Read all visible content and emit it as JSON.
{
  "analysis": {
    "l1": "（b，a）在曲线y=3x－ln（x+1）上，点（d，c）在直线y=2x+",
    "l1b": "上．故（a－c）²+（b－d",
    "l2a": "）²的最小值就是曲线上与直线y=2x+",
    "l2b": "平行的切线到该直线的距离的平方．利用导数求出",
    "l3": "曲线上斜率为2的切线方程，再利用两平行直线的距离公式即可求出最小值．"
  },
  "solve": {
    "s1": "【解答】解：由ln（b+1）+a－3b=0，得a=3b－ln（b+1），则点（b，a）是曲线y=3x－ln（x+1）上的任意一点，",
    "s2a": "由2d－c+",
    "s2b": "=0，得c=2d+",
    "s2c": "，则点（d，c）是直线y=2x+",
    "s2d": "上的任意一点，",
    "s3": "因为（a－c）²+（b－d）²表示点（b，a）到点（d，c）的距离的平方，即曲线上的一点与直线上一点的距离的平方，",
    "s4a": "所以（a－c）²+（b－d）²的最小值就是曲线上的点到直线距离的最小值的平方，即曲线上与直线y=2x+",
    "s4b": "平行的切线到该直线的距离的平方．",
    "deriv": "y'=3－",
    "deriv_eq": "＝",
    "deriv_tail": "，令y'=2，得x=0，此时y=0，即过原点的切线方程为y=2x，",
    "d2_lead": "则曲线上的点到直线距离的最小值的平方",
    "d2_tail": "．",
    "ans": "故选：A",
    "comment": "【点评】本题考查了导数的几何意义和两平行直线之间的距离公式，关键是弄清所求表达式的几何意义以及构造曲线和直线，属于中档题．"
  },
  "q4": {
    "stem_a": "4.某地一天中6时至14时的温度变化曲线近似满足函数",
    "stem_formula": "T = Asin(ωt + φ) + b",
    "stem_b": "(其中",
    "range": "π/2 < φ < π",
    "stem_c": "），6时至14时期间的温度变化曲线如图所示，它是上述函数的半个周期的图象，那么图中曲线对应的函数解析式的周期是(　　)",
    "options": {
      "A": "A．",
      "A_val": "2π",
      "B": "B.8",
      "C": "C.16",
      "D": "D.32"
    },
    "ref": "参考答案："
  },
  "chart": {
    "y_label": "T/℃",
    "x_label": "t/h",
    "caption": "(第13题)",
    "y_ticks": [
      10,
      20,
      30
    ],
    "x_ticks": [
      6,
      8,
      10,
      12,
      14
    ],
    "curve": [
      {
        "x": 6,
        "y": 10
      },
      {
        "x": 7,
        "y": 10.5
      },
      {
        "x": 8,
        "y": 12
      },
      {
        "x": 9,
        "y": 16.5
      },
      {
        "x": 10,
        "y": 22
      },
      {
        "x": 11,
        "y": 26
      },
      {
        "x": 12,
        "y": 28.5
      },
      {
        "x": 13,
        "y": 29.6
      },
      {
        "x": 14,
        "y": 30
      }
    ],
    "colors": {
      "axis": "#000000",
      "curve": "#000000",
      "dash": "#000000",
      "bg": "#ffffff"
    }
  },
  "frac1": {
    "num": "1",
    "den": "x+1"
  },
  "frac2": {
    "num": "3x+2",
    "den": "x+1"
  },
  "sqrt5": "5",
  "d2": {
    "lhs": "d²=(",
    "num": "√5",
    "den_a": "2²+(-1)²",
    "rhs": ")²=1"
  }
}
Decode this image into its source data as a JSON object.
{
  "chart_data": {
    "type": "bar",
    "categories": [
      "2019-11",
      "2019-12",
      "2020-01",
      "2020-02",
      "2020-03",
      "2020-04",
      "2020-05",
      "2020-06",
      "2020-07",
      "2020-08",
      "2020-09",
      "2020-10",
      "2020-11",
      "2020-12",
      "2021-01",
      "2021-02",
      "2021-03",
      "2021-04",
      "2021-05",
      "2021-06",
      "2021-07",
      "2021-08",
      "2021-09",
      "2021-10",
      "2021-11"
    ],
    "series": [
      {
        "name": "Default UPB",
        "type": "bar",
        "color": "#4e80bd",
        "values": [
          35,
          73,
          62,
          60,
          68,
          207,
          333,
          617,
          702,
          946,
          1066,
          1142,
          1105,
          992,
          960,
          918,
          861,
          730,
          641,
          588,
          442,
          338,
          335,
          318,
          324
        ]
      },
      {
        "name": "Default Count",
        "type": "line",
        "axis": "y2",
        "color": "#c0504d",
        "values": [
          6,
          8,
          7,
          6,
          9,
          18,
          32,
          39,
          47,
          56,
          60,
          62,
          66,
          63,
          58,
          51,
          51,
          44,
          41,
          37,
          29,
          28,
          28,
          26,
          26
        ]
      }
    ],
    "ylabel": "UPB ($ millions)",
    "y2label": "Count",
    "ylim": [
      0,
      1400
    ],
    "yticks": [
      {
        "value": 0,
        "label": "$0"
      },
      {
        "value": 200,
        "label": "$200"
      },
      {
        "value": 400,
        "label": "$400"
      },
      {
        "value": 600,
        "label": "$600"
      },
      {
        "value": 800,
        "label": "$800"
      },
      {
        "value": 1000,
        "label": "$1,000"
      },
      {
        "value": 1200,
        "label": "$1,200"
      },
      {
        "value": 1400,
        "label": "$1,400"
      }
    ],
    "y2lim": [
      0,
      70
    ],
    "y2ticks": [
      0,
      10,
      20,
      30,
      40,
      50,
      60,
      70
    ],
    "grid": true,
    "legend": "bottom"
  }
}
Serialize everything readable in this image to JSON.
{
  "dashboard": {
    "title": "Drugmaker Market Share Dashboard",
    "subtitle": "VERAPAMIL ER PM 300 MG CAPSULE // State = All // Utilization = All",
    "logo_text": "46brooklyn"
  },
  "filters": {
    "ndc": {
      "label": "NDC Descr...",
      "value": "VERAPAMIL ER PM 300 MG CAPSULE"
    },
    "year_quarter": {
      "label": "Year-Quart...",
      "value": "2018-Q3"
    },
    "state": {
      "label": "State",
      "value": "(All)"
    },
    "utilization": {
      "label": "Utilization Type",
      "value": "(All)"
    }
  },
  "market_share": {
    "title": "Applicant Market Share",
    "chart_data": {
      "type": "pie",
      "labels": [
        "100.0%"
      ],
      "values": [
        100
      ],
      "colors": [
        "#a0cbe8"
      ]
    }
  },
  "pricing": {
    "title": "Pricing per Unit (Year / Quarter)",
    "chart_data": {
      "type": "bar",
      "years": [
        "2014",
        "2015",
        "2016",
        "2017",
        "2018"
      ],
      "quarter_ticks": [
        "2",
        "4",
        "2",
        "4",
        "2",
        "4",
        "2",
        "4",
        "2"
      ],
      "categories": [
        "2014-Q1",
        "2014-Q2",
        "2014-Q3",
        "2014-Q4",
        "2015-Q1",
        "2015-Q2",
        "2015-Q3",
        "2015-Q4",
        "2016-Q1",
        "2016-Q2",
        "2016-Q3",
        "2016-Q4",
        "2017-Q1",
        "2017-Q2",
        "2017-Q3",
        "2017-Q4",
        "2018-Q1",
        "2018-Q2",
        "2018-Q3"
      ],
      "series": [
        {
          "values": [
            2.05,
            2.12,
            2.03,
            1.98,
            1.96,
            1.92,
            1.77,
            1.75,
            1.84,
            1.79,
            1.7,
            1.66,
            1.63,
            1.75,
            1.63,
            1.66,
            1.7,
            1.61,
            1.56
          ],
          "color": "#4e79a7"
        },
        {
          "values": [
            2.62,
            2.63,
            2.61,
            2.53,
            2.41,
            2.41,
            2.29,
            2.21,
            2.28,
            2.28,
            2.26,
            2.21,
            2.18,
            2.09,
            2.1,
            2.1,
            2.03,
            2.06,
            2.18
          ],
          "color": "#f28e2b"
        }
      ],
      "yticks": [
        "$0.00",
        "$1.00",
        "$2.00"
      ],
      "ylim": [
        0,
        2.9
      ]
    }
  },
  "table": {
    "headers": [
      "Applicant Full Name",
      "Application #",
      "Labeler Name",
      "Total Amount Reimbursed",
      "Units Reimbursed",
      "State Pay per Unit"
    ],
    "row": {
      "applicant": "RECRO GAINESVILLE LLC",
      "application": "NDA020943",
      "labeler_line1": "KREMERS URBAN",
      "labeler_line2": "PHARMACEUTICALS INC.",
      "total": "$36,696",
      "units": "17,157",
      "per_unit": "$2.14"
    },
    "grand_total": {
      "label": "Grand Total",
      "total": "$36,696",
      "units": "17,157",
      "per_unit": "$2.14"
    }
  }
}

##########

State how many lines of the records above contain "平行的切线到该直线的距离的平方", with no words besides the number.

2